(Source records)
========================

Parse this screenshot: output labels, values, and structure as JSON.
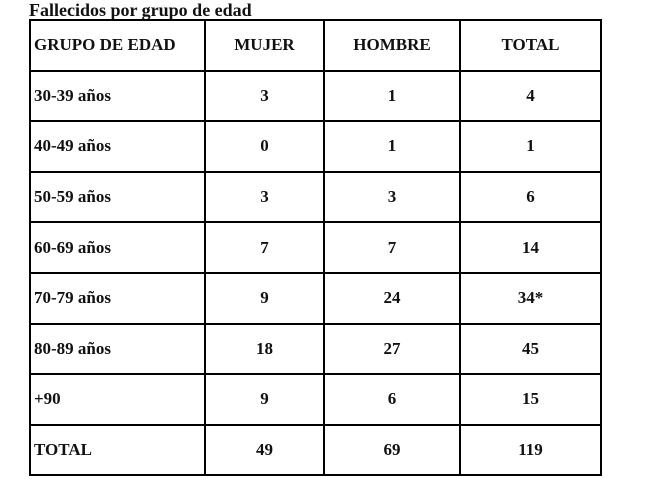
{
  "title": "Fallecidos por grupo de edad",
  "headers": [
    "GRUPO DE EDAD",
    "MUJER",
    "HOMBRE",
    "TOTAL"
  ],
  "rows": [
    [
      "30-39 años",
      "3",
      "1",
      "4"
    ],
    [
      "40-49 años",
      "0",
      "1",
      "1"
    ],
    [
      "50-59 años",
      "3",
      "3",
      "6"
    ],
    [
      "60-69 años",
      "7",
      "7",
      "14"
    ],
    [
      "70-79 años",
      "9",
      "24",
      "34*"
    ],
    [
      "80-89 años",
      "18",
      "27",
      "45"
    ],
    [
      "+90",
      "9",
      "6",
      "15"
    ],
    [
      "TOTAL",
      "49",
      "69",
      "119"
    ]
  ]
}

========================

--- TASK ---
Keep every word of the data as it is when you write it out, but drop the pictures.

--- SOLUTION ---
Parse this screenshot: output labels, values, and structure as JSON.
{
  "title": "Fallecidos por grupo de edad",
  "headers": [
    "GRUPO DE EDAD",
    "MUJER",
    "HOMBRE",
    "TOTAL"
  ],
  "rows": [
    [
      "30-39 años",
      "3",
      "1",
      "4"
    ],
    [
      "40-49 años",
      "0",
      "1",
      "1"
    ],
    [
      "50-59 años",
      "3",
      "3",
      "6"
    ],
    [
      "60-69 años",
      "7",
      "7",
      "14"
    ],
    [
      "70-79 años",
      "9",
      "24",
      "34*"
    ],
    [
      "80-89 años",
      "18",
      "27",
      "45"
    ],
    [
      "+90",
      "9",
      "6",
      "15"
    ],
    [
      "TOTAL",
      "49",
      "69",
      "119"
    ]
  ]
}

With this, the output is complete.